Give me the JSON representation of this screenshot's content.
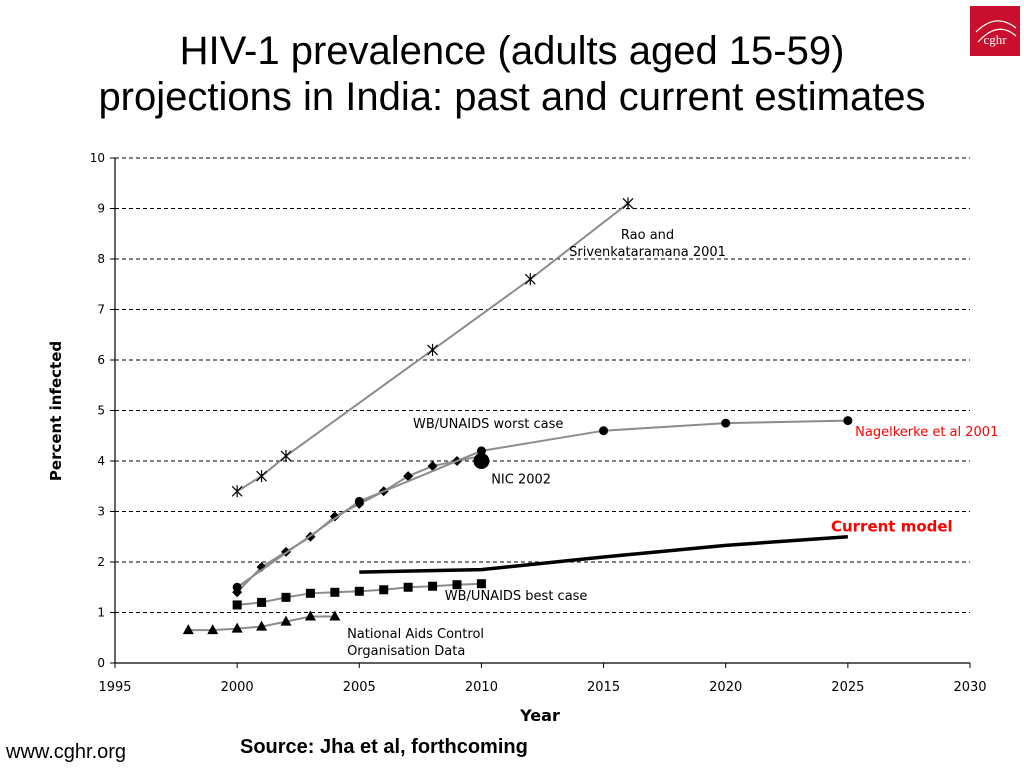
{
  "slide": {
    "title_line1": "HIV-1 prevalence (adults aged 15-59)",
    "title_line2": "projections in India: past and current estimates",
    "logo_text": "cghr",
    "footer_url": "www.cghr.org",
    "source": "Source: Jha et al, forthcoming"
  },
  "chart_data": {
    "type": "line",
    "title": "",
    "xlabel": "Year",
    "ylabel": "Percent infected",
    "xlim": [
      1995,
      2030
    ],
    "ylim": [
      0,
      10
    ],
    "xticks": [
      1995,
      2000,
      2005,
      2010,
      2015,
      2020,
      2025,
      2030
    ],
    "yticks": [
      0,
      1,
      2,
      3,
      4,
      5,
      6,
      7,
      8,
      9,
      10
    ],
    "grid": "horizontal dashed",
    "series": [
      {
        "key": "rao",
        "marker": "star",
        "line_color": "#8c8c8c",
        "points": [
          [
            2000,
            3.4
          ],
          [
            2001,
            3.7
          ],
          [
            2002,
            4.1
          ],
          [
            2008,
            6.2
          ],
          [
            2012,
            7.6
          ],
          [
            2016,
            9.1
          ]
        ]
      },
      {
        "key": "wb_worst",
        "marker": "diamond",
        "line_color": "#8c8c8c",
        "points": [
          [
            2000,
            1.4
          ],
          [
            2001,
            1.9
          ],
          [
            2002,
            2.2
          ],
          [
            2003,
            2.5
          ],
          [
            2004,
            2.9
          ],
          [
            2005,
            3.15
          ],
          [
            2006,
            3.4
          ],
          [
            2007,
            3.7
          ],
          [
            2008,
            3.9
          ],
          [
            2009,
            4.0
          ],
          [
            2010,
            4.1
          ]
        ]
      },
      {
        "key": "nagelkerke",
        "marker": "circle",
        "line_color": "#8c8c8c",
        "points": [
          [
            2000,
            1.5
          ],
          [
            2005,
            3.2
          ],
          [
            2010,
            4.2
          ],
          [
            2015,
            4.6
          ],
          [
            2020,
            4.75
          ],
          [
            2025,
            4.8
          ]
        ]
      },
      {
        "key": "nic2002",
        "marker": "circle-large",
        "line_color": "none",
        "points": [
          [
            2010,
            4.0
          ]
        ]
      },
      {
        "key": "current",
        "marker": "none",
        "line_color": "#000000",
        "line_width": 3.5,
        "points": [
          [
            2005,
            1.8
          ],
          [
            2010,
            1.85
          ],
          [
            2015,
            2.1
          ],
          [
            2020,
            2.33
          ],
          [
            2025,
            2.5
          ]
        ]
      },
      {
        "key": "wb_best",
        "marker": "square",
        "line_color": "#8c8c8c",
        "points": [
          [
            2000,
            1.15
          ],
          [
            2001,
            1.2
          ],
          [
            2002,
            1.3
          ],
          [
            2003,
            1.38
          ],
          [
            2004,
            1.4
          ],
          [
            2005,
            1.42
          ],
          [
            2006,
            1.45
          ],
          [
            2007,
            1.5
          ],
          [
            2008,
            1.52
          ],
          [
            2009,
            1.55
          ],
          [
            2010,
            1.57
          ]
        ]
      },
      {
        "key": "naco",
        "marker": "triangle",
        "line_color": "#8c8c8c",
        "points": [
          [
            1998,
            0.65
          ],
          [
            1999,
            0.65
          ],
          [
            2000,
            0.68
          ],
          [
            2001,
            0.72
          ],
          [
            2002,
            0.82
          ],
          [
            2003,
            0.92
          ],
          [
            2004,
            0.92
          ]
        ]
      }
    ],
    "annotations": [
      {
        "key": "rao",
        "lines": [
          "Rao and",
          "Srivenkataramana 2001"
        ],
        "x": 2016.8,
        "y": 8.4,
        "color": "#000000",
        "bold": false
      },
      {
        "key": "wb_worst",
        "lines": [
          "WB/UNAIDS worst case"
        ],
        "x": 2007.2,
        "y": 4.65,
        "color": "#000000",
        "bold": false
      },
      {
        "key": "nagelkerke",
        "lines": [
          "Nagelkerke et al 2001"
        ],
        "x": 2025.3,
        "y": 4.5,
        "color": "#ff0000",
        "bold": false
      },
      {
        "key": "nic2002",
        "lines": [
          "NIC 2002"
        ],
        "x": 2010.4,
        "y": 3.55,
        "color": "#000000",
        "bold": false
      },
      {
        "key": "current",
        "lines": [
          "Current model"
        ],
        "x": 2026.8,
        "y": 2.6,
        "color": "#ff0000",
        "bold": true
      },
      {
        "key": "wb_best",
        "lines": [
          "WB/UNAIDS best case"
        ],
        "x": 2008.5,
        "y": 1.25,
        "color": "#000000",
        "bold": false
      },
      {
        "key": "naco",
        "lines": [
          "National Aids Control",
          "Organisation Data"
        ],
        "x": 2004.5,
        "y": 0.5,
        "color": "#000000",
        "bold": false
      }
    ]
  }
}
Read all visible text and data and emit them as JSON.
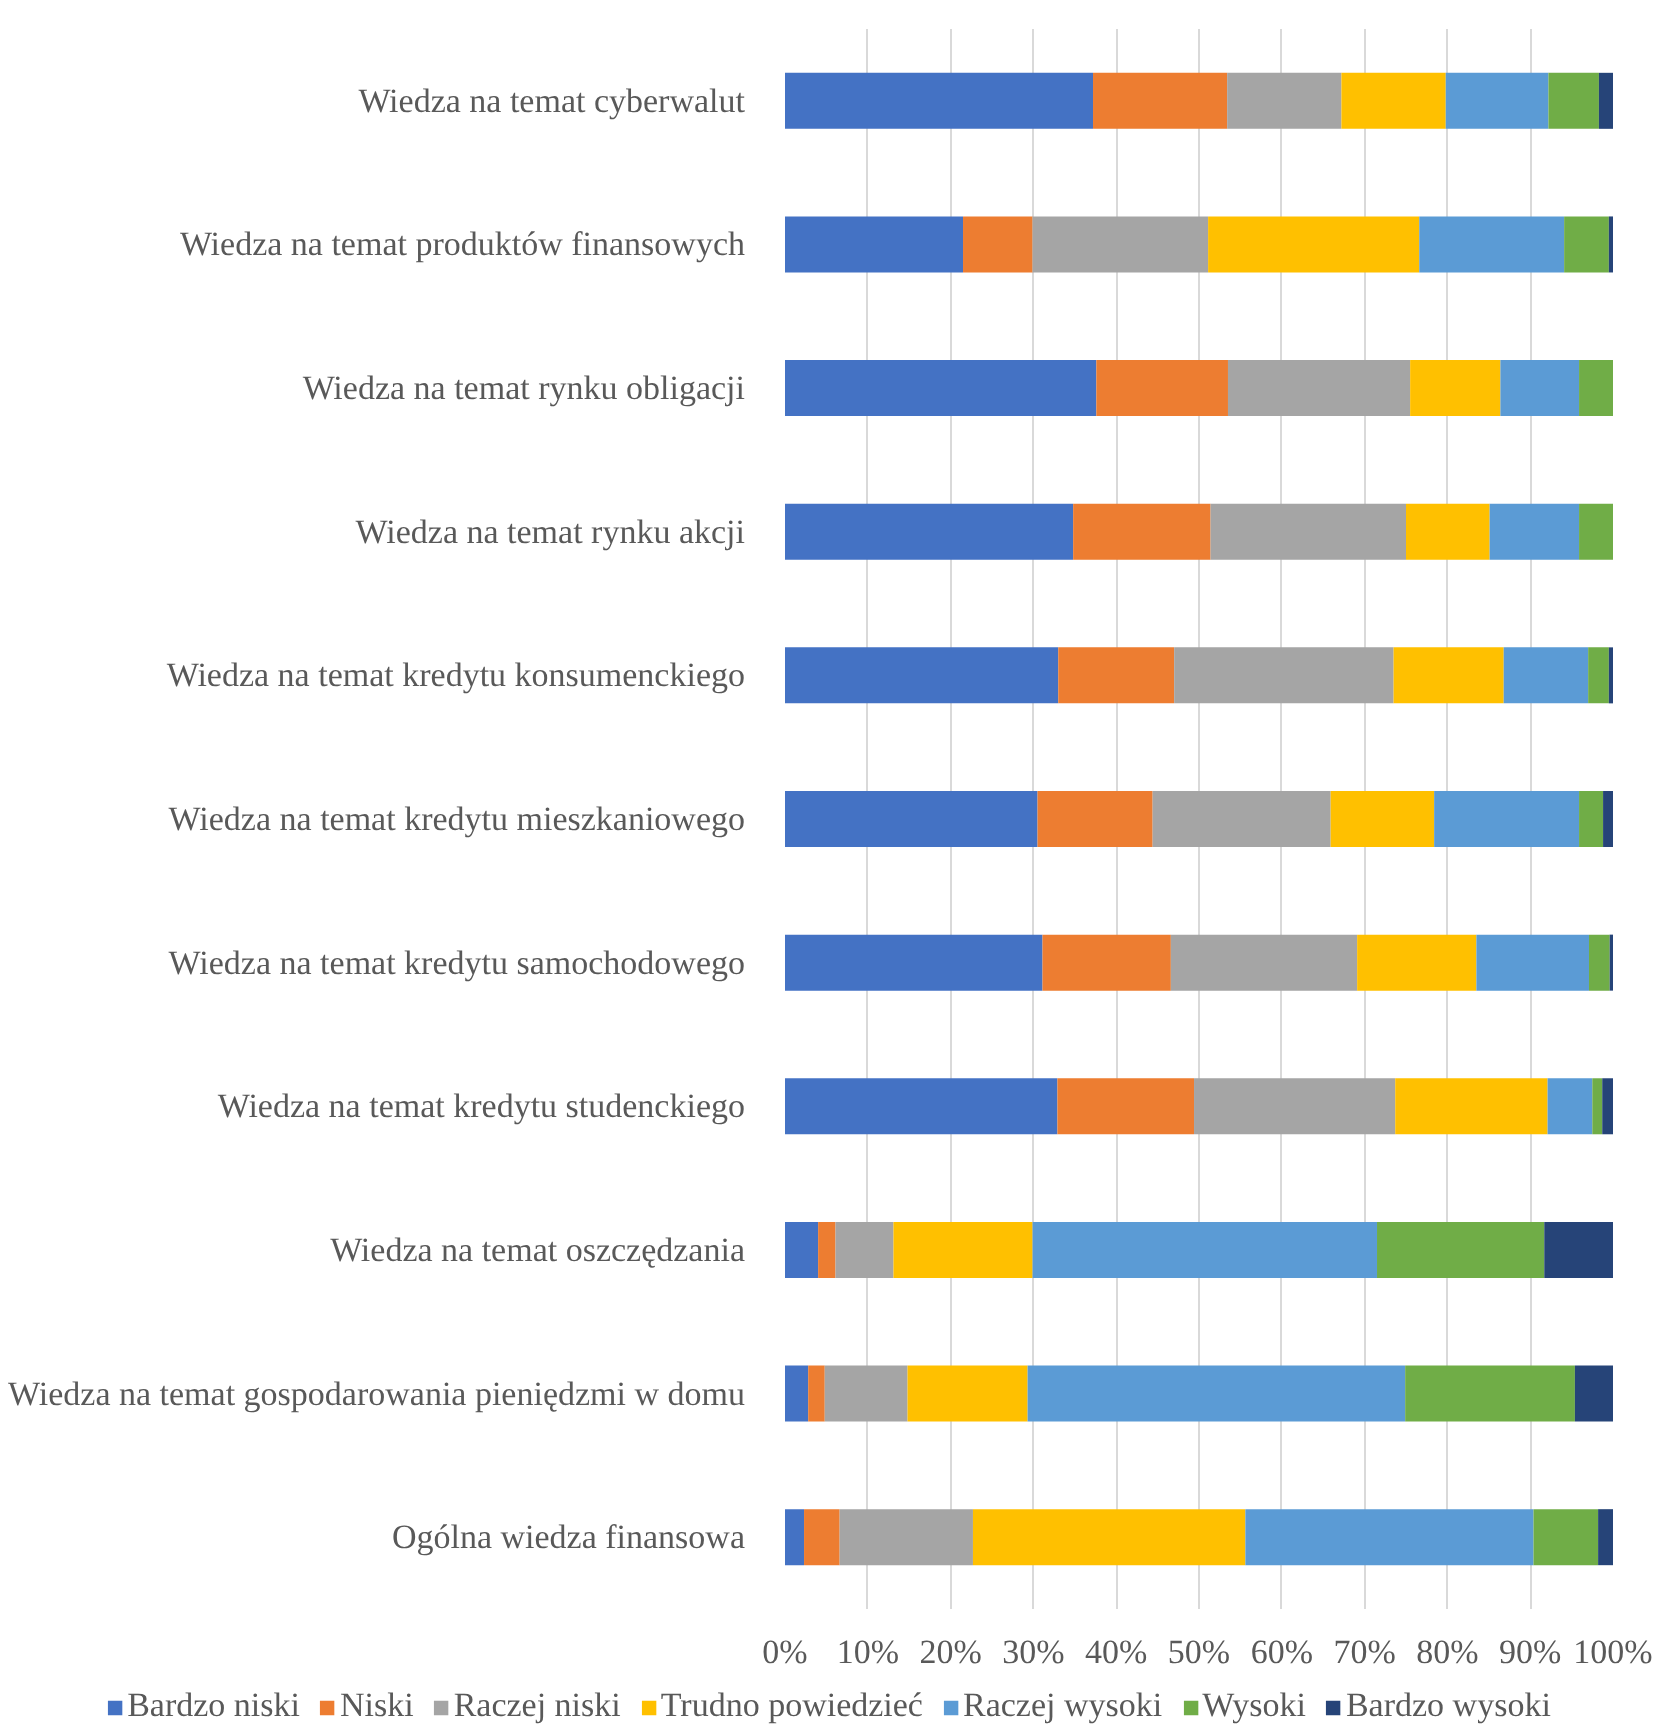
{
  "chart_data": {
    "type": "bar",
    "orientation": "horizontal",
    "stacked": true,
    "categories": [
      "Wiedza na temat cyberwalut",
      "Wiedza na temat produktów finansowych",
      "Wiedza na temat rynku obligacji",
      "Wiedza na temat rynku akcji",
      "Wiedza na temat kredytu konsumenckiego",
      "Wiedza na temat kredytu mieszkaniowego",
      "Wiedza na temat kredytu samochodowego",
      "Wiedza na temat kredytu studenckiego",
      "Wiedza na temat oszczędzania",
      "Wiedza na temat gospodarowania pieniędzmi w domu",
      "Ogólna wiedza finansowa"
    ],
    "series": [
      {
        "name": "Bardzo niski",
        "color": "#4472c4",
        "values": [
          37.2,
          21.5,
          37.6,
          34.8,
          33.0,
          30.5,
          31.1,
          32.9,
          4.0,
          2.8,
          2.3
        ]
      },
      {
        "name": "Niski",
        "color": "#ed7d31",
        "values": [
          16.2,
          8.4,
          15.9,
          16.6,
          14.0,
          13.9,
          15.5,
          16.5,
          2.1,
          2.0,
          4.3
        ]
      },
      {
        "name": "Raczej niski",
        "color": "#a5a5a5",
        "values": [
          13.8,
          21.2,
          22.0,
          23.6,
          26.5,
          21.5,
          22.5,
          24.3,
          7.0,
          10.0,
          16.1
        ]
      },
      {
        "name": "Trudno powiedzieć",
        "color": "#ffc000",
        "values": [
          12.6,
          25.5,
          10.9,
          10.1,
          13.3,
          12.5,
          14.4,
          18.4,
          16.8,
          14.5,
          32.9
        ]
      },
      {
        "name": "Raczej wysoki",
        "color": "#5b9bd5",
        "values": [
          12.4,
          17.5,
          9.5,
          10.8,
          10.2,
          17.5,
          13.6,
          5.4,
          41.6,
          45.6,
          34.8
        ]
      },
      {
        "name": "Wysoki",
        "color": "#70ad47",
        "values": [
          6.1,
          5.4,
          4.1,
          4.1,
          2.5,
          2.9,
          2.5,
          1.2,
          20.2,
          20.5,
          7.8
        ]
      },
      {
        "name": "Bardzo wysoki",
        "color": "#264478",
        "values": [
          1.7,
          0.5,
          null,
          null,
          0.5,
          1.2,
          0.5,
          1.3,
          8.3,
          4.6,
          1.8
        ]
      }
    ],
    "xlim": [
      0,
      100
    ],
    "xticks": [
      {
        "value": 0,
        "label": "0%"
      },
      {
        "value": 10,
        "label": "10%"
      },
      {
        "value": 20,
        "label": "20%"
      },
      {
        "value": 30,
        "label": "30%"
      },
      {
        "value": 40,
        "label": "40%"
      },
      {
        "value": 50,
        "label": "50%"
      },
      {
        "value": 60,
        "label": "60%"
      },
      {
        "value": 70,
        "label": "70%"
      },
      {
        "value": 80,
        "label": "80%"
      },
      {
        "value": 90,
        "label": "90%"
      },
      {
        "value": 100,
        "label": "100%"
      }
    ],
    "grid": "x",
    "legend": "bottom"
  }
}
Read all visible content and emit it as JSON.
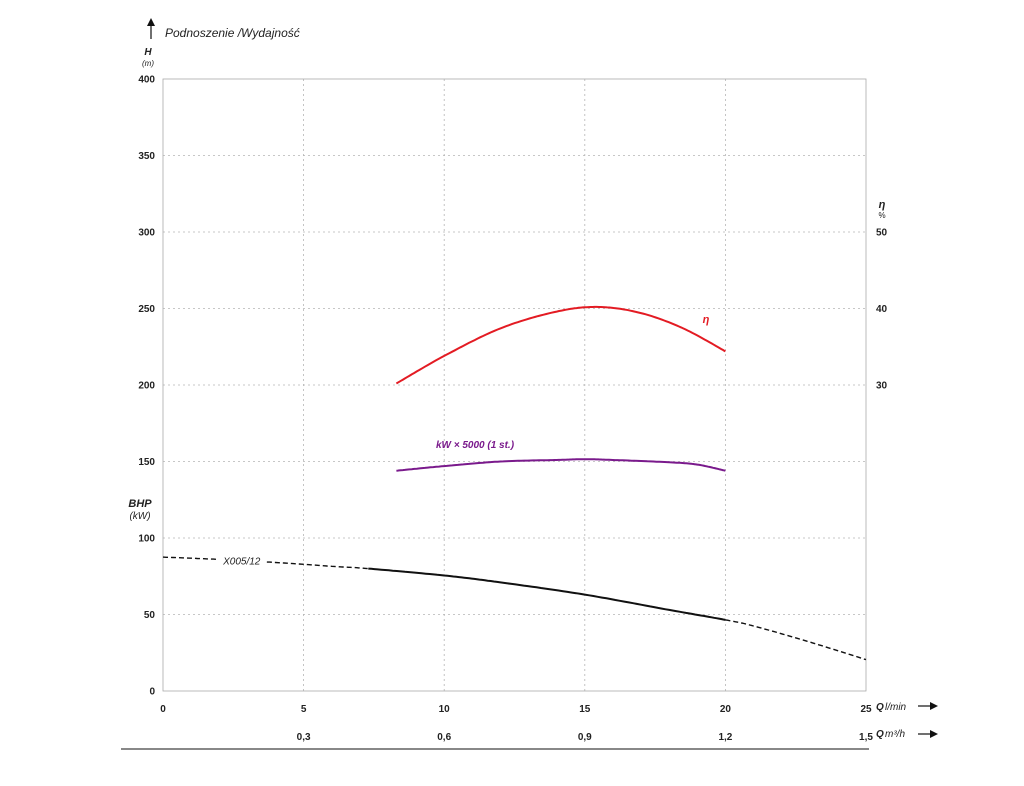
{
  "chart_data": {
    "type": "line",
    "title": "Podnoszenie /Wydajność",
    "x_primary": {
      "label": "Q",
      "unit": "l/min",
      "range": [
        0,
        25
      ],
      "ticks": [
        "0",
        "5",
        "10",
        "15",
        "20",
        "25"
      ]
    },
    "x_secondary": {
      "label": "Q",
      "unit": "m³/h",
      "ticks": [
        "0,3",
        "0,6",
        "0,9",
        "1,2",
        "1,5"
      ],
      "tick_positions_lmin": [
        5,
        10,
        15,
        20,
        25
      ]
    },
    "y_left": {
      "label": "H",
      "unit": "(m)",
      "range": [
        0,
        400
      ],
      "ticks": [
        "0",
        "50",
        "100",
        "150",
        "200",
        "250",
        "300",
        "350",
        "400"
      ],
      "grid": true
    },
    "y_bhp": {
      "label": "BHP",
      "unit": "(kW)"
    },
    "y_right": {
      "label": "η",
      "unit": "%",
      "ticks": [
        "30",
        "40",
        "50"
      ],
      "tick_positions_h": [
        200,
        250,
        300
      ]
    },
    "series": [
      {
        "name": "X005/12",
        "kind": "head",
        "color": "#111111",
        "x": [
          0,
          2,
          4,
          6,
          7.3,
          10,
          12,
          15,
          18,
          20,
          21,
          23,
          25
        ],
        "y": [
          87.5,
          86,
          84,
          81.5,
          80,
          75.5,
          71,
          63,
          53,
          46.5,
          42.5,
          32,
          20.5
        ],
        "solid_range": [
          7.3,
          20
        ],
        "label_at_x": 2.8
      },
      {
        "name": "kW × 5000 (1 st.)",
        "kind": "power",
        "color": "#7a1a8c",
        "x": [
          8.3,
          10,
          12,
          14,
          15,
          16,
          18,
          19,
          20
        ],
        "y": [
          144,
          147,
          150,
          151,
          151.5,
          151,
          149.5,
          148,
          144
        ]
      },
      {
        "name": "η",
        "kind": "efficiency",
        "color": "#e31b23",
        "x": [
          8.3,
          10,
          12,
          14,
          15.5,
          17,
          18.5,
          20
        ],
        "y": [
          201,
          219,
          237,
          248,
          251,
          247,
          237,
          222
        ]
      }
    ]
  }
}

• WORK REQUIRED: Find the word "case" in the records and pull out each line that has it.

• RESPONSE FOR THIS EXERCISE:
          "WB/UNAIDS worst case"
          "WB/UNAIDS best case"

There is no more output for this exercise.